━━ Source material ━━

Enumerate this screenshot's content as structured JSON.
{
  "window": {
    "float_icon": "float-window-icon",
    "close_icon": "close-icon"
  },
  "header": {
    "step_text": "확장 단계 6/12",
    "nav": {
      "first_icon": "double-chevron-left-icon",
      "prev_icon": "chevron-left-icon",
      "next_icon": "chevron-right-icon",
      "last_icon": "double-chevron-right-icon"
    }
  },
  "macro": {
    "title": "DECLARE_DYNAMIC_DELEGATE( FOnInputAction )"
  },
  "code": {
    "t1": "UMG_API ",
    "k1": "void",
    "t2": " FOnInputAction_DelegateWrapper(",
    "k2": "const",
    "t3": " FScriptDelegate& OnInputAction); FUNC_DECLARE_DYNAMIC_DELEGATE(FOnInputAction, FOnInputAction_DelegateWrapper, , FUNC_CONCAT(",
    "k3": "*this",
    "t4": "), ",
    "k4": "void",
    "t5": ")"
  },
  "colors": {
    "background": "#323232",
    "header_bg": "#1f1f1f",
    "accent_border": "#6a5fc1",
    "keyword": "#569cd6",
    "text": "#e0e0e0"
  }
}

━━━

**Exercise**
Would you reproduce all the entries exactly?

**Reply to the task**
Enumerate this screenshot's content as structured JSON.
{
  "window": {
    "float_icon": "float-window-icon",
    "close_icon": "close-icon"
  },
  "header": {
    "step_text": "확장 단계 6/12",
    "nav": {
      "first_icon": "double-chevron-left-icon",
      "prev_icon": "chevron-left-icon",
      "next_icon": "chevron-right-icon",
      "last_icon": "double-chevron-right-icon"
    }
  },
  "macro": {
    "title": "DECLARE_DYNAMIC_DELEGATE( FOnInputAction )"
  },
  "code": {
    "t1": "UMG_API ",
    "k1": "void",
    "t2": " FOnInputAction_DelegateWrapper(",
    "k2": "const",
    "t3": " FScriptDelegate& OnInputAction); FUNC_DECLARE_DYNAMIC_DELEGATE(FOnInputAction, FOnInputAction_DelegateWrapper, , FUNC_CONCAT(",
    "k3": "*this",
    "t4": "), ",
    "k4": "void",
    "t5": ")"
  },
  "colors": {
    "background": "#323232",
    "header_bg": "#1f1f1f",
    "accent_border": "#6a5fc1",
    "keyword": "#569cd6",
    "text": "#e0e0e0"
  }
}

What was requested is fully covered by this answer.